To do: Tally the lines in the listing below that contain "screenshot" and report the tally alone.
____ Extracted data
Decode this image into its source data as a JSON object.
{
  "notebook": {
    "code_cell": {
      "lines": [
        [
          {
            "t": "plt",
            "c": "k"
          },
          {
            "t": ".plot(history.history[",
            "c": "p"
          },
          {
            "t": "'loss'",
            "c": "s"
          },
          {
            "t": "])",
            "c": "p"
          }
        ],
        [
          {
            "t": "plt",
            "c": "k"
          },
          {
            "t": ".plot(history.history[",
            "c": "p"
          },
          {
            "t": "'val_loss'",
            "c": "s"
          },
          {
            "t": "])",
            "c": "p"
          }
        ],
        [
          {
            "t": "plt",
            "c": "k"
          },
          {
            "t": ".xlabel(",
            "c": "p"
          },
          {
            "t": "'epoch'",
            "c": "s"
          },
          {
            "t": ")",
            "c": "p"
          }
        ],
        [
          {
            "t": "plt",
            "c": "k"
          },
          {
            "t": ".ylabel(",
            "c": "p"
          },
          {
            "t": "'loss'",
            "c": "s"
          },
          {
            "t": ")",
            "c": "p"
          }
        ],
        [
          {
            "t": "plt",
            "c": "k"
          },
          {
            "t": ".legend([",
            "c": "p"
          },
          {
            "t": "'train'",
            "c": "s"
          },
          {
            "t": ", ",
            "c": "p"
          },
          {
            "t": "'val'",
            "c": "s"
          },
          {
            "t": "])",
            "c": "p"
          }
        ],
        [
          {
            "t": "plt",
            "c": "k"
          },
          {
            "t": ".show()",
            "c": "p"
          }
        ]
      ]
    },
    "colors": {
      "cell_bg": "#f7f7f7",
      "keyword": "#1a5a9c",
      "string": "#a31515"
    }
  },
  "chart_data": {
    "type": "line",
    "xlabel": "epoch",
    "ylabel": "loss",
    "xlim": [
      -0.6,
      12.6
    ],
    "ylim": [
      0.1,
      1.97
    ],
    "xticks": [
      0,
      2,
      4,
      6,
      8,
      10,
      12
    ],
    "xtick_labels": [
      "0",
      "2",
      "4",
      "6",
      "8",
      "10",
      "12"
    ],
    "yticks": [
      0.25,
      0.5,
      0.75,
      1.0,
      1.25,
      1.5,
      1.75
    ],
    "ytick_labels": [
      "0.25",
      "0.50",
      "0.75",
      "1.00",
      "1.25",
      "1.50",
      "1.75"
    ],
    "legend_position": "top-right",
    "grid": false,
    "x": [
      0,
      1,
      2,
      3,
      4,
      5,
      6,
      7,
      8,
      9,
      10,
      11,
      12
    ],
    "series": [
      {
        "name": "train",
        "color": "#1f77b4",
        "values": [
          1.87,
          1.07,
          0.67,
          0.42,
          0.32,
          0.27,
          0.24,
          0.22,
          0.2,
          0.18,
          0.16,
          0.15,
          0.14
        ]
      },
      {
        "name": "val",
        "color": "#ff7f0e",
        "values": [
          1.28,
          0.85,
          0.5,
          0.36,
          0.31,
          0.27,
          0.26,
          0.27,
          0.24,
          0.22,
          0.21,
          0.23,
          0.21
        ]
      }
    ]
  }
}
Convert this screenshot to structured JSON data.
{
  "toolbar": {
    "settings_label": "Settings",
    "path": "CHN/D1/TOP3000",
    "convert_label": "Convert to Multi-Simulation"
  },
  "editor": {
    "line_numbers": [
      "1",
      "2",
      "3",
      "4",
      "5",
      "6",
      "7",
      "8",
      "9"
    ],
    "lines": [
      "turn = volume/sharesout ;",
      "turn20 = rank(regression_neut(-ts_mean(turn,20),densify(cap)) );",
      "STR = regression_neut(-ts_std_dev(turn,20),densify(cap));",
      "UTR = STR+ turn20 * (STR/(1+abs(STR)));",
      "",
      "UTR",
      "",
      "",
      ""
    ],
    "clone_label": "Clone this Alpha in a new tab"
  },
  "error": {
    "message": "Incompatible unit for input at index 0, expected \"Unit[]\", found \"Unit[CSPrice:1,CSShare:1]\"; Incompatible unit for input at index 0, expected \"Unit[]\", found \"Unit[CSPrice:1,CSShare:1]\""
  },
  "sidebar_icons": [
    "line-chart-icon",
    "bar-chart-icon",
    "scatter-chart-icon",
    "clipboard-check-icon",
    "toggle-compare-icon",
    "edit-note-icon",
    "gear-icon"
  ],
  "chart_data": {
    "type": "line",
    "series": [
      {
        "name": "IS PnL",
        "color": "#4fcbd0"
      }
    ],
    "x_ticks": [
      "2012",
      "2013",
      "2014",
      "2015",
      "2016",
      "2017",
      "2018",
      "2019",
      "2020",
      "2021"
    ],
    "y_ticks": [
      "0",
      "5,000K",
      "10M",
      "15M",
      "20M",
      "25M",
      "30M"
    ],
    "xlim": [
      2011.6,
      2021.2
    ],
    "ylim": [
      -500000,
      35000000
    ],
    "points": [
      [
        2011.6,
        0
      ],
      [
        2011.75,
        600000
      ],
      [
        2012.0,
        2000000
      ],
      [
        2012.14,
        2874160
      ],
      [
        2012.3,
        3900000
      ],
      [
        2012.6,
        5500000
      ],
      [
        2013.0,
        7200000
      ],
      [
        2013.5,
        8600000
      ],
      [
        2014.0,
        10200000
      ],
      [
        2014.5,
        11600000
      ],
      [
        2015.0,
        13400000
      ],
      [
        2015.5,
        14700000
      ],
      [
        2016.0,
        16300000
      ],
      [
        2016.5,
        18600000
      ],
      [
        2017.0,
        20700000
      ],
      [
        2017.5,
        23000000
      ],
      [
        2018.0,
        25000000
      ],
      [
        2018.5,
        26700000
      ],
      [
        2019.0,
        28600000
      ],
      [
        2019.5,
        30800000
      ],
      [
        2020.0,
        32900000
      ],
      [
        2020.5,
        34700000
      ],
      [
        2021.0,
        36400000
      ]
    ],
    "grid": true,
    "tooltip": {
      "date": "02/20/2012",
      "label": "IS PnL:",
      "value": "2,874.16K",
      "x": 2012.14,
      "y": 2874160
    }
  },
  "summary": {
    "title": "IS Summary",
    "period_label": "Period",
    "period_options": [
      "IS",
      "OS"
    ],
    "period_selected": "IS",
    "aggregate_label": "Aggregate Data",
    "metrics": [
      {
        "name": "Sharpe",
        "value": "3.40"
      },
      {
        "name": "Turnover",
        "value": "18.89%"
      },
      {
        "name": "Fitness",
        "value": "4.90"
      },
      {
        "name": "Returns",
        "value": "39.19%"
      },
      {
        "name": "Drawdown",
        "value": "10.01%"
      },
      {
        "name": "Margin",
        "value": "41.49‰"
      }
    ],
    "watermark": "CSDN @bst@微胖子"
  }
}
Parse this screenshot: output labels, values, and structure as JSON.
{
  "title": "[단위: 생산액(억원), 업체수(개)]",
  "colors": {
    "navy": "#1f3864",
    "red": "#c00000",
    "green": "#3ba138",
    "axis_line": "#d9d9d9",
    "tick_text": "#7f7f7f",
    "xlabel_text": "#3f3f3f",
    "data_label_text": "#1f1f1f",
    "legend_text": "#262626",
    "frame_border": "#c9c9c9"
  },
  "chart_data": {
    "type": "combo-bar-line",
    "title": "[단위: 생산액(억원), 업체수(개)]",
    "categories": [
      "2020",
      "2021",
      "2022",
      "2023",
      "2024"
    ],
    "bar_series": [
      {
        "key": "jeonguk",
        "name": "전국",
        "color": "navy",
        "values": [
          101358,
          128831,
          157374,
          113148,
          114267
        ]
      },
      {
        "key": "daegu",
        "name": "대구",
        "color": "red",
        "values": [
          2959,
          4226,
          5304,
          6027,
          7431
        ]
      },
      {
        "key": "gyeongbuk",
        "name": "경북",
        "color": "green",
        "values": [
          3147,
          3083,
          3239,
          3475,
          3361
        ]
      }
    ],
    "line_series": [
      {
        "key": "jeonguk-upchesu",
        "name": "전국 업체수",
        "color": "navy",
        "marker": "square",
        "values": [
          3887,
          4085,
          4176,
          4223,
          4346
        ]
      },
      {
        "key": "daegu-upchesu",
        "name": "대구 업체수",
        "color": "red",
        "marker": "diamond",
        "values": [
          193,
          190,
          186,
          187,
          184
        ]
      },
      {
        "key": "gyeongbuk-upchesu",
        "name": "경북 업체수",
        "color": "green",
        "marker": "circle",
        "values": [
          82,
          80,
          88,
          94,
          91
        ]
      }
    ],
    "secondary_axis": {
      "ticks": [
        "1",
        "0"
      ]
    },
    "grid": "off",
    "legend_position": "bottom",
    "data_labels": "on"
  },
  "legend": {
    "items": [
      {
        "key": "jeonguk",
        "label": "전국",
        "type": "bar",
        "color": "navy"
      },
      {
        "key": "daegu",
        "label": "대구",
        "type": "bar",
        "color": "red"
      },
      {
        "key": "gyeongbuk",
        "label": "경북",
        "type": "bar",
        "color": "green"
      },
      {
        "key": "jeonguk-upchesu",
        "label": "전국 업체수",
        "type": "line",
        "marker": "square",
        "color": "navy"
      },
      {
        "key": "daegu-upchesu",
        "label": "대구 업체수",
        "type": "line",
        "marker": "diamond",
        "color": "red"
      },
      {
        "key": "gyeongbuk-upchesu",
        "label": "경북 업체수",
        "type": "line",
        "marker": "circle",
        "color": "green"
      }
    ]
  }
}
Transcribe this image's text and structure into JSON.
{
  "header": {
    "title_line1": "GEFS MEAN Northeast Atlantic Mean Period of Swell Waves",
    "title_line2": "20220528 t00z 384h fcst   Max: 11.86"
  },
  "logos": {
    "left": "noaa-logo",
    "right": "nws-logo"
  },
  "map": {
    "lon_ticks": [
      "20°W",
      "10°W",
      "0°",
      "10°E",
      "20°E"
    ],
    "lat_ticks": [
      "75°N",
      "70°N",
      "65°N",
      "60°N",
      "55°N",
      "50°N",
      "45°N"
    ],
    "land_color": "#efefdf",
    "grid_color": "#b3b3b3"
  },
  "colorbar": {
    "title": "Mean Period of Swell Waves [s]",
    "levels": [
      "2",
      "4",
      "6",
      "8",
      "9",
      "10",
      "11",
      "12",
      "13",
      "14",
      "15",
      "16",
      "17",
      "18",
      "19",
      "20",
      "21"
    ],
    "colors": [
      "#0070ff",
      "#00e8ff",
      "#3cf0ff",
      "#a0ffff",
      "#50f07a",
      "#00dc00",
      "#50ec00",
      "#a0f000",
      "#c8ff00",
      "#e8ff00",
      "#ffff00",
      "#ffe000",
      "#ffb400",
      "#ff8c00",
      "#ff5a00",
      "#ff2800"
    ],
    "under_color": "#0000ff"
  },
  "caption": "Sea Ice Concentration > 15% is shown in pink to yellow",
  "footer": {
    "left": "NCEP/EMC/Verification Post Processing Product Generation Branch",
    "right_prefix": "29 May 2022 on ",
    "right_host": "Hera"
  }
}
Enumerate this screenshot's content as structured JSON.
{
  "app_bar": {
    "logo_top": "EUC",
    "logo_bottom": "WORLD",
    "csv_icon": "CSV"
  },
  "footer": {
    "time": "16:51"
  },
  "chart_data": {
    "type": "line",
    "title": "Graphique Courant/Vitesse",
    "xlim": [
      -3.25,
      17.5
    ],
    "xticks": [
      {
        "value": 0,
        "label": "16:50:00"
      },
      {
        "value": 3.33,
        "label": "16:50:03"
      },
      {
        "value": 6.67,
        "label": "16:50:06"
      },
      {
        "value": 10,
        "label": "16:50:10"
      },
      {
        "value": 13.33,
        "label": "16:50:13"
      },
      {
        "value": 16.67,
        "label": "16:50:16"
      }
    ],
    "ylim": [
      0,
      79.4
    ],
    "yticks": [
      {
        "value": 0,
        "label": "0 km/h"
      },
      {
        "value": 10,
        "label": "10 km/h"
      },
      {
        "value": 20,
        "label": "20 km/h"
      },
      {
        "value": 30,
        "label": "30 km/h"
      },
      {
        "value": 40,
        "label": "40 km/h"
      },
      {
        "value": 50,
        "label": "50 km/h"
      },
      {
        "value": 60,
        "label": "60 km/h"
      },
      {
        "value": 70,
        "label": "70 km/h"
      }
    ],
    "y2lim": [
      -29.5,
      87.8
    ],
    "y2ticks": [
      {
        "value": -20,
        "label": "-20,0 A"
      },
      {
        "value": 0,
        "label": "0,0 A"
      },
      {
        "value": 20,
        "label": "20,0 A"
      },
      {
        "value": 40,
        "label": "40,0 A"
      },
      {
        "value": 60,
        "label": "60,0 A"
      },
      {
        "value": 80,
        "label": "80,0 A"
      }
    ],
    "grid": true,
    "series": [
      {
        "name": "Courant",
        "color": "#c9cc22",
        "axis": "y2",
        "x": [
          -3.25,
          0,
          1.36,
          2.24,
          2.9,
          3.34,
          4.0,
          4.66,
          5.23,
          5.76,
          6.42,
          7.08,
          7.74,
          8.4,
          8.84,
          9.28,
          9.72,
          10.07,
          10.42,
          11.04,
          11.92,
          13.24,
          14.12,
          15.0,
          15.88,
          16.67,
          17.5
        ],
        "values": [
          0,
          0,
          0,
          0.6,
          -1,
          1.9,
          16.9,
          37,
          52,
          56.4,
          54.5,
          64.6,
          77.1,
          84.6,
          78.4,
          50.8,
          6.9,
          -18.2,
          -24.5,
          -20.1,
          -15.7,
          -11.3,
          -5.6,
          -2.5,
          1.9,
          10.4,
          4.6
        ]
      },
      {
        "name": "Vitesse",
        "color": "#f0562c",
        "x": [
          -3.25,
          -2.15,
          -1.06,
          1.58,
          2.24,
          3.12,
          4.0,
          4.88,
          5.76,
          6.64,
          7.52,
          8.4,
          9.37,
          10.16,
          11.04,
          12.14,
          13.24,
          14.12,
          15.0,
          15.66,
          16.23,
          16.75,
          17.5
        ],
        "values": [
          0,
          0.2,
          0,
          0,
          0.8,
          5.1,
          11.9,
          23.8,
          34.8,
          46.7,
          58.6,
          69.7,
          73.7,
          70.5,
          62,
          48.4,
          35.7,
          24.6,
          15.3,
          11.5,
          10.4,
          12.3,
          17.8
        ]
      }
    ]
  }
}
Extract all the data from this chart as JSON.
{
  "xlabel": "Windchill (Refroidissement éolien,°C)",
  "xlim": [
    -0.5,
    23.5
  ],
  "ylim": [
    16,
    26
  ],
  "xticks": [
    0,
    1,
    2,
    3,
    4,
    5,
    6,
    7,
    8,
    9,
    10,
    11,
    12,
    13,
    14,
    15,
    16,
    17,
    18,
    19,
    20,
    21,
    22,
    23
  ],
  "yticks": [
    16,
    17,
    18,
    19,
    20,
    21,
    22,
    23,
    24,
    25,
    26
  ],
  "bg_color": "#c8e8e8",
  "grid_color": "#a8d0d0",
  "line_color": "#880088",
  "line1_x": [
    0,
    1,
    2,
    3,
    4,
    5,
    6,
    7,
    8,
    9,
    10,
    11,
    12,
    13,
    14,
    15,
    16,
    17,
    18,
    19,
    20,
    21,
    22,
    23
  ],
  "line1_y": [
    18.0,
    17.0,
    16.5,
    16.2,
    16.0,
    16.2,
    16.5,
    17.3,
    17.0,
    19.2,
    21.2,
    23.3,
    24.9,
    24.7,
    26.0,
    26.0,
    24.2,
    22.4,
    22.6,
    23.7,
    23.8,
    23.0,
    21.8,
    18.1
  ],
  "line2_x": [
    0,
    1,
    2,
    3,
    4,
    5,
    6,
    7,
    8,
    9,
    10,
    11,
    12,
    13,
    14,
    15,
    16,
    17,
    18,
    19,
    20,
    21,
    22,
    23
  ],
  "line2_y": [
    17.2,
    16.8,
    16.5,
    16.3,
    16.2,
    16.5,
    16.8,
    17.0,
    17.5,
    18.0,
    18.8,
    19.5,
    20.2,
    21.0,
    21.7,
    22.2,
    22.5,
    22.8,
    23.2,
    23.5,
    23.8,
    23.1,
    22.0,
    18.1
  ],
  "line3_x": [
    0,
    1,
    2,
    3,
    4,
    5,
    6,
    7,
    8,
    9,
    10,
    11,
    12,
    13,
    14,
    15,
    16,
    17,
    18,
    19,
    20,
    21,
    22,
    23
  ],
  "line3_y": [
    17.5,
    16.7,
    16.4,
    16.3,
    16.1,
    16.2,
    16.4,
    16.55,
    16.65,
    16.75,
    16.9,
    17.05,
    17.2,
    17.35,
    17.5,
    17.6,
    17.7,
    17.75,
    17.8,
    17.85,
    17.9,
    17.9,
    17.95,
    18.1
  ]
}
________
Result of the exercise: 3